= Task description =
Could you copy every line from the material below in which "content" appears?

= Supplied information =
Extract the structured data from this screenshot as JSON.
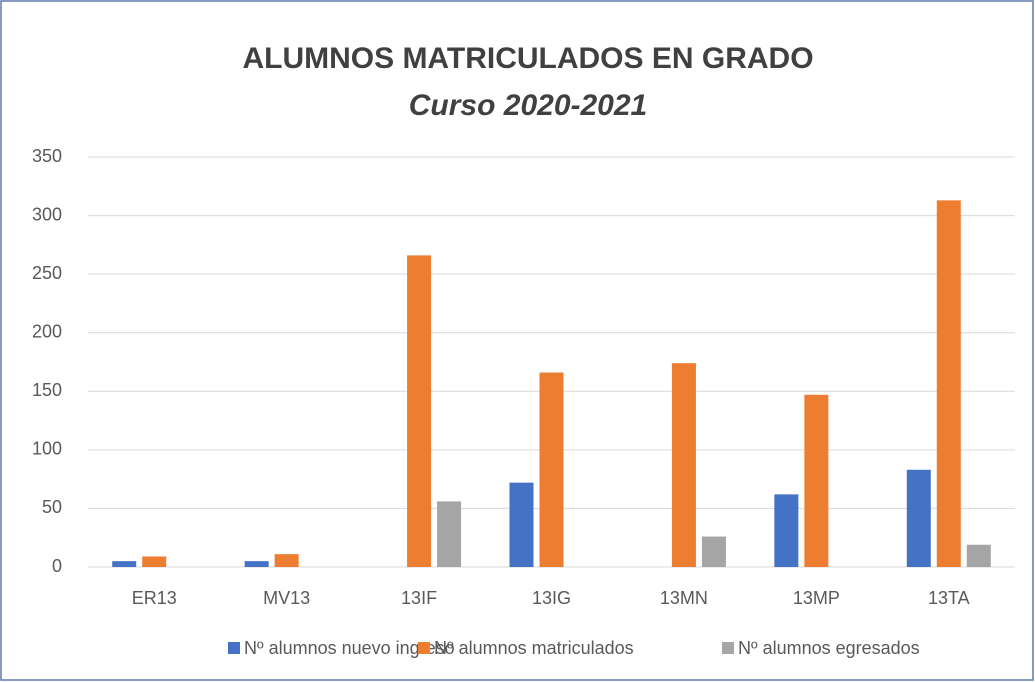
{
  "chart_data": {
    "type": "bar",
    "title": "ALUMNOS MATRICULADOS EN GRADO",
    "subtitle": "Curso 2020-2021",
    "categories": [
      "ER13",
      "MV13",
      "13IF",
      "13IG",
      "13MN",
      "13MP",
      "13TA"
    ],
    "series": [
      {
        "name": "Nº alumnos nuevo ingreso",
        "color": "#4472c4",
        "values": [
          5,
          5,
          0,
          72,
          0,
          62,
          83
        ]
      },
      {
        "name": "Nº alumnos matriculados",
        "color": "#ed7d31",
        "values": [
          9,
          11,
          266,
          166,
          174,
          147,
          313
        ]
      },
      {
        "name": "Nº alumnos egresados",
        "color": "#a5a5a5",
        "values": [
          0,
          0,
          56,
          0,
          26,
          0,
          19
        ]
      }
    ],
    "ylim": [
      0,
      350
    ],
    "yticks": [
      0,
      50,
      100,
      150,
      200,
      250,
      300,
      350
    ],
    "grid": true,
    "legend": "bottom"
  }
}
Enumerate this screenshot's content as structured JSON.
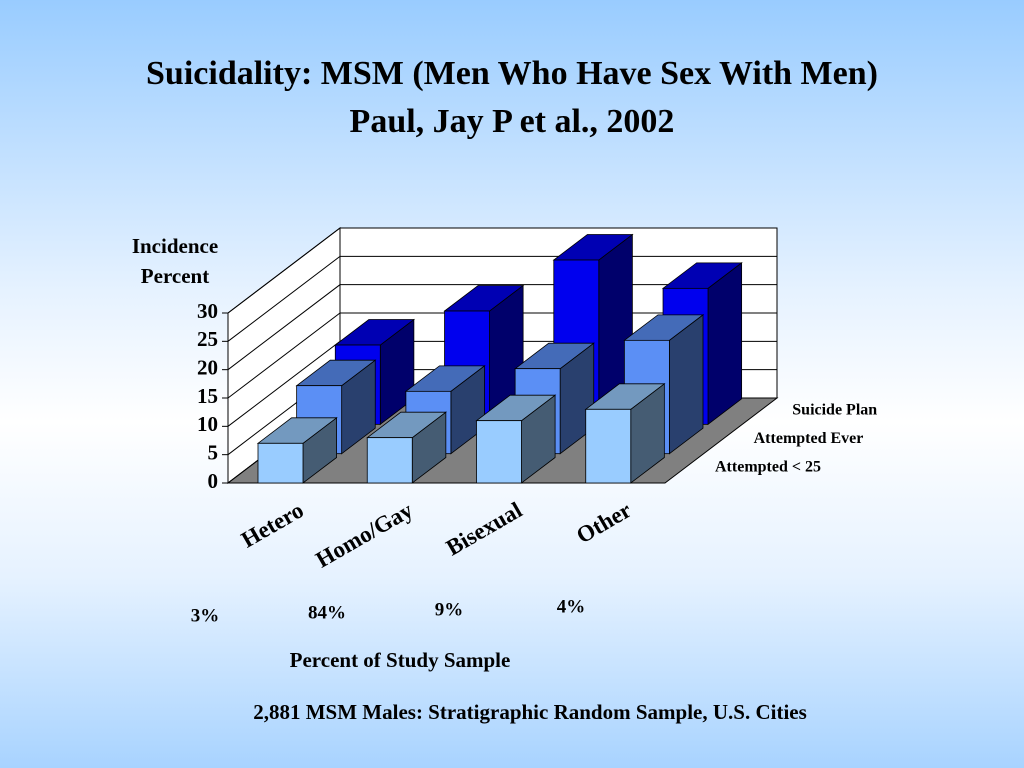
{
  "chart_data": {
    "type": "bar3d",
    "title": "Suicidality: MSM (Men Who Have Sex With Men)",
    "subtitle": "Paul, Jay P et al., 2002",
    "y_label": "Incidence Percent",
    "categories": [
      "Hetero",
      "Homo/Gay",
      "Bisexual",
      "Other"
    ],
    "series": [
      {
        "name": "Attempted < 25",
        "color": "#99ccff",
        "values": [
          7,
          8,
          11,
          13
        ]
      },
      {
        "name": "Attempted Ever",
        "color": "#5b8ff5",
        "values": [
          12,
          11,
          15,
          20
        ]
      },
      {
        "name": "Suicide Plan",
        "color": "#0000ee",
        "values": [
          14,
          20,
          29,
          24
        ]
      }
    ],
    "ylim": [
      0,
      30
    ],
    "yticks": [
      0,
      5,
      10,
      15,
      20,
      25,
      30
    ],
    "grid": true,
    "sample_share": {
      "label": "Percent of Study Sample",
      "values": [
        3,
        84,
        9,
        4
      ],
      "value_labels": [
        "3%",
        "84%",
        "9%",
        "4%"
      ]
    },
    "footnote": "2,881 MSM Males: Stratigraphic Random  Sample, U.S. Cities"
  }
}
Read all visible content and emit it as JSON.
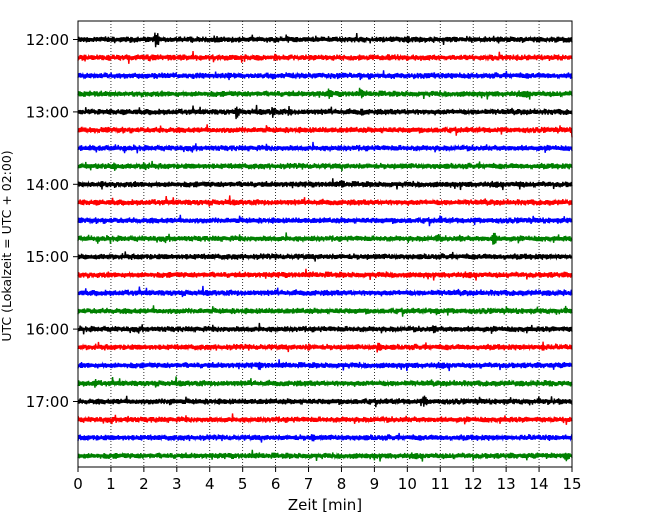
{
  "chart_data": {
    "type": "line",
    "title": "",
    "xlabel": "Zeit  [min]",
    "ylabel": "UTC (Lokalzeit = UTC + 02:00)",
    "xlim": [
      0,
      15
    ],
    "x_ticks": [
      "0",
      "1",
      "2",
      "3",
      "4",
      "5",
      "6",
      "7",
      "8",
      "9",
      "10",
      "11",
      "12",
      "13",
      "14",
      "15"
    ],
    "y_ticks": [
      "12:00",
      "13:00",
      "14:00",
      "15:00",
      "16:00",
      "17:00"
    ],
    "start_time": "12:00",
    "end_time": "18:00",
    "trace_interval_min": 15,
    "trace_count": 24,
    "colors": [
      "#000000",
      "#ff0000",
      "#0000ff",
      "#008000"
    ],
    "grid": "vertical dotted at each minute",
    "events": [
      {
        "trace": 0,
        "minute": 2.35,
        "amplitude": 12
      },
      {
        "trace": 0,
        "minute": 10.0,
        "amplitude": 5
      },
      {
        "trace": 3,
        "minute": 7.6,
        "amplitude": 8
      },
      {
        "trace": 3,
        "minute": 8.6,
        "amplitude": 6
      },
      {
        "trace": 3,
        "minute": 13.6,
        "amplitude": 6
      },
      {
        "trace": 4,
        "minute": 4.8,
        "amplitude": 9
      },
      {
        "trace": 4,
        "minute": 5.9,
        "amplitude": 8
      },
      {
        "trace": 4,
        "minute": 6.4,
        "amplitude": 7
      },
      {
        "trace": 4,
        "minute": 8.6,
        "amplitude": 6
      },
      {
        "trace": 5,
        "minute": 15.0,
        "amplitude": 8
      },
      {
        "trace": 5,
        "minute": 2.5,
        "amplitude": 5
      },
      {
        "trace": 7,
        "minute": 1.1,
        "amplitude": 7
      },
      {
        "trace": 7,
        "minute": 2.0,
        "amplitude": 7
      },
      {
        "trace": 8,
        "minute": 0.7,
        "amplitude": 7
      },
      {
        "trace": 8,
        "minute": 8.0,
        "amplitude": 7
      },
      {
        "trace": 8,
        "minute": 13.4,
        "amplitude": 6
      },
      {
        "trace": 10,
        "minute": 11.0,
        "amplitude": 6
      },
      {
        "trace": 11,
        "minute": 10.9,
        "amplitude": 8
      },
      {
        "trace": 11,
        "minute": 11.6,
        "amplitude": 6
      },
      {
        "trace": 11,
        "minute": 12.6,
        "amplitude": 10
      },
      {
        "trace": 13,
        "minute": 9.4,
        "amplitude": 5
      },
      {
        "trace": 15,
        "minute": 10.9,
        "amplitude": 6
      },
      {
        "trace": 16,
        "minute": 10.8,
        "amplitude": 7
      },
      {
        "trace": 17,
        "minute": 9.1,
        "amplitude": 8
      },
      {
        "trace": 17,
        "minute": 7.0,
        "amplitude": 6
      },
      {
        "trace": 17,
        "minute": 14.1,
        "amplitude": 7
      },
      {
        "trace": 18,
        "minute": 5.5,
        "amplitude": 6
      },
      {
        "trace": 19,
        "minute": 0.5,
        "amplitude": 6
      },
      {
        "trace": 19,
        "minute": 14.3,
        "amplitude": 7
      },
      {
        "trace": 20,
        "minute": 10.5,
        "amplitude": 9
      },
      {
        "trace": 20,
        "minute": 2.8,
        "amplitude": 6
      },
      {
        "trace": 21,
        "minute": 1.5,
        "amplitude": 5
      },
      {
        "trace": 22,
        "minute": 7.1,
        "amplitude": 6
      },
      {
        "trace": 23,
        "minute": 14.8,
        "amplitude": 7
      }
    ]
  }
}
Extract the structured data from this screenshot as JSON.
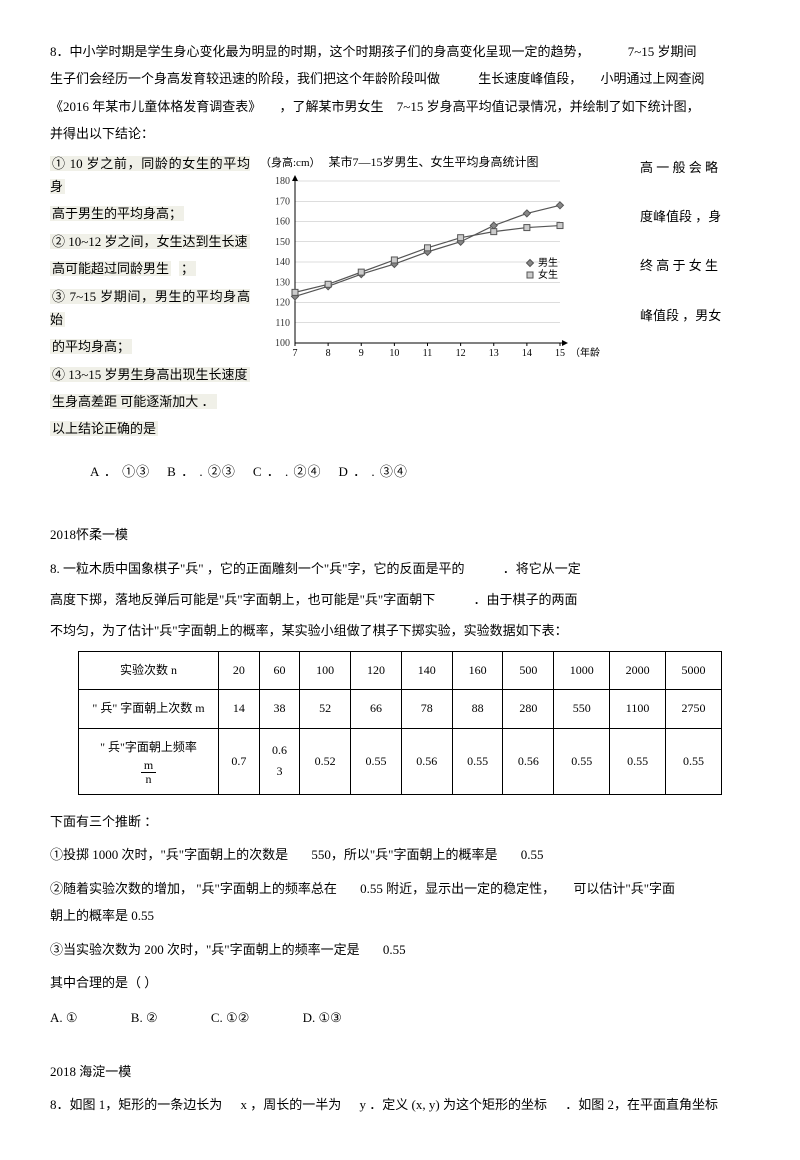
{
  "q1": {
    "intro1": "8．中小学时期是学生身心变化最为明显的时期，这个时期孩子们的身高变化呈现一定的趋势，",
    "intro1_tail": "7~15 岁期间",
    "intro2": "生子们会经历一个身高发育较迅速的阶段，我们把这个年龄阶段叫做",
    "intro2_tail": "生长速度峰值段，",
    "intro2_tail2": "小明通过上网查阅",
    "intro3": "《2016 年某市儿童体格发育调查表》",
    "intro3_mid": "，了解某市男女生",
    "intro3_tail": "7~15 岁身高平均值记录情况，并绘制了如下统计图，",
    "intro4": "并得出以下结论：",
    "s1a": "① 10 岁之前，同龄的女生的平均身",
    "s1b": "高 一 般 会 略",
    "s1c": "高于男生的平均身高；",
    "s2a": "② 10~12 岁之间，女生达到生长速",
    "s2b": "度峰值段 ，身",
    "s2c": "高可能超过同龄男生",
    "s2d": "；",
    "s3a": "③ 7~15 岁期间，男生的平均身高始",
    "s3b": "终 高 于 女 生",
    "s3c": "的平均身高；",
    "s4a": "④ 13~15 岁男生身高出现生长速度",
    "s4b": "峰值段 ，男女",
    "s4c": "生身高差距  可能逐渐加大 ．",
    "s5": "以上结论正确的是",
    "choiceA": "A ．  ①③",
    "choiceB": "B ．  . ②③",
    "choiceC": "C ．  . ②④",
    "choiceD": "D ．  . ③④"
  },
  "chart": {
    "title": "某市7—15岁男生、女生平均身高统计图",
    "yLabel": "（身高:cm）",
    "xLabel": "（年龄:岁）",
    "yTicks": [
      180,
      170,
      160,
      150,
      140,
      130,
      120,
      110,
      100
    ],
    "xTicks": [
      7,
      8,
      9,
      10,
      11,
      12,
      13,
      14,
      15
    ],
    "male": [
      123,
      128,
      134,
      139,
      145,
      150,
      158,
      164,
      168
    ],
    "female": [
      125,
      129,
      135,
      141,
      147,
      152,
      155,
      157,
      158
    ],
    "legendMale": "男生",
    "legendFemale": "女生",
    "colors": {
      "line": "#555555",
      "grid": "#999999",
      "bg": "#ffffff"
    }
  },
  "q2": {
    "header": "2018怀柔一模",
    "p1a": "8.  一粒木质中国象棋子\"兵\" ，它的正面雕刻一个\"兵\"字，它的反面是平的",
    "p1b": "．将它从一定",
    "p2a": "高度下掷，落地反弹后可能是\"兵\"字面朝上，也可能是\"兵\"字面朝下",
    "p2b": "．由于棋子的两面",
    "p3": "不均匀，为了估计\"兵\"字面朝上的概率，某实验小组做了棋子下掷实验，实验数据如下表：",
    "table": {
      "h1": "实验次数  n",
      "h2": "\" 兵\" 字面朝上次数     m",
      "h3a": "\" 兵\"字面朝上频率",
      "n": [
        "20",
        "60",
        "100",
        "120",
        "140",
        "160",
        "500",
        "1000",
        "2000",
        "5000"
      ],
      "m": [
        "14",
        "38",
        "52",
        "66",
        "78",
        "88",
        "280",
        "550",
        "1100",
        "2750"
      ],
      "f": [
        "0.7",
        "0.63",
        "0.52",
        "0.55",
        "0.56",
        "0.55",
        "0.56",
        "0.55",
        "0.55",
        "0.55"
      ]
    },
    "p4": "下面有三个推断 ：",
    "p5a": "①投掷  1000 次时，\"兵\"字面朝上的次数是",
    "p5b": "550，所以\"兵\"字面朝上的概率是",
    "p5c": "0.55",
    "p6a": "②随着实验次数的增加，  \"兵\"字面朝上的频率总在",
    "p6b": "0.55 附近，显示出一定的稳定性，",
    "p6c": "可以估计\"兵\"字面",
    "p7": "朝上的概率是   0.55",
    "p8a": "③当实验次数为   200 次时，\"兵\"字面朝上的频率一定是",
    "p8b": "0.55",
    "p9": "其中合理的是（         ）",
    "oA": "A. ①",
    "oB": "B.             ②",
    "oC": "C.             ①②",
    "oD": "D.             ①③"
  },
  "q3": {
    "header": "2018 海淀一模",
    "p1": "8．如图  1，矩形的一条边长为",
    "p2": "x ，周长的一半为",
    "p3": "y ．定义 (x, y) 为这个矩形的坐标",
    "p4": "．如图  2，在平面直角坐标"
  }
}
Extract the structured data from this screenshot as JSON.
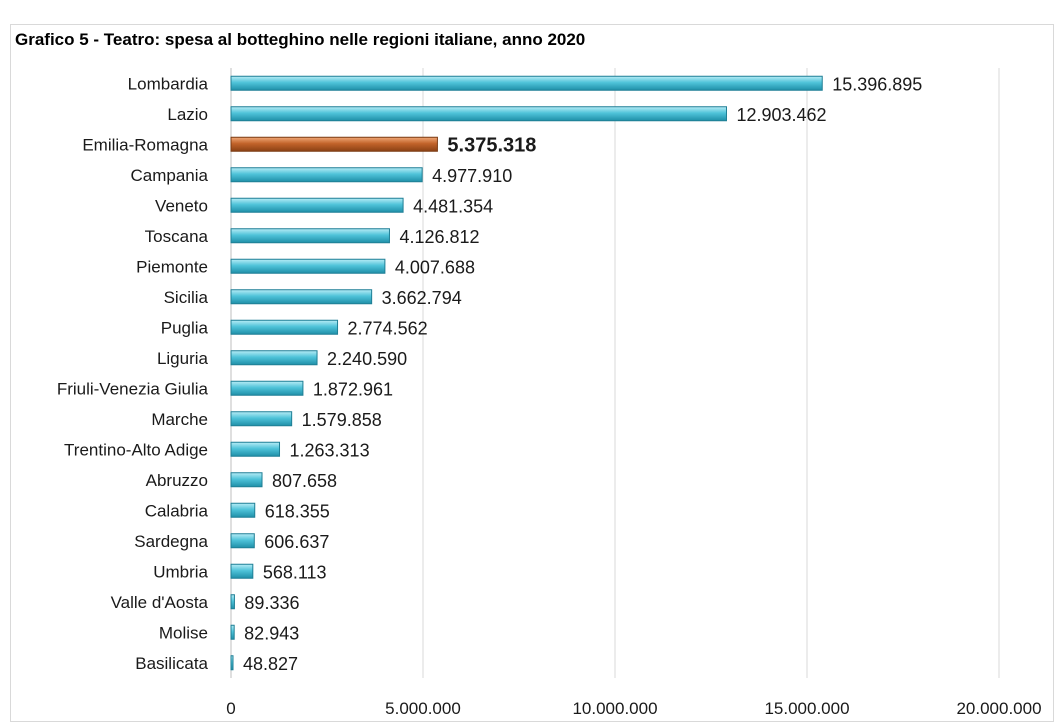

= Solution =
Enumerate this screenshot's content as structured JSON.
Read all visible content and emit it as JSON.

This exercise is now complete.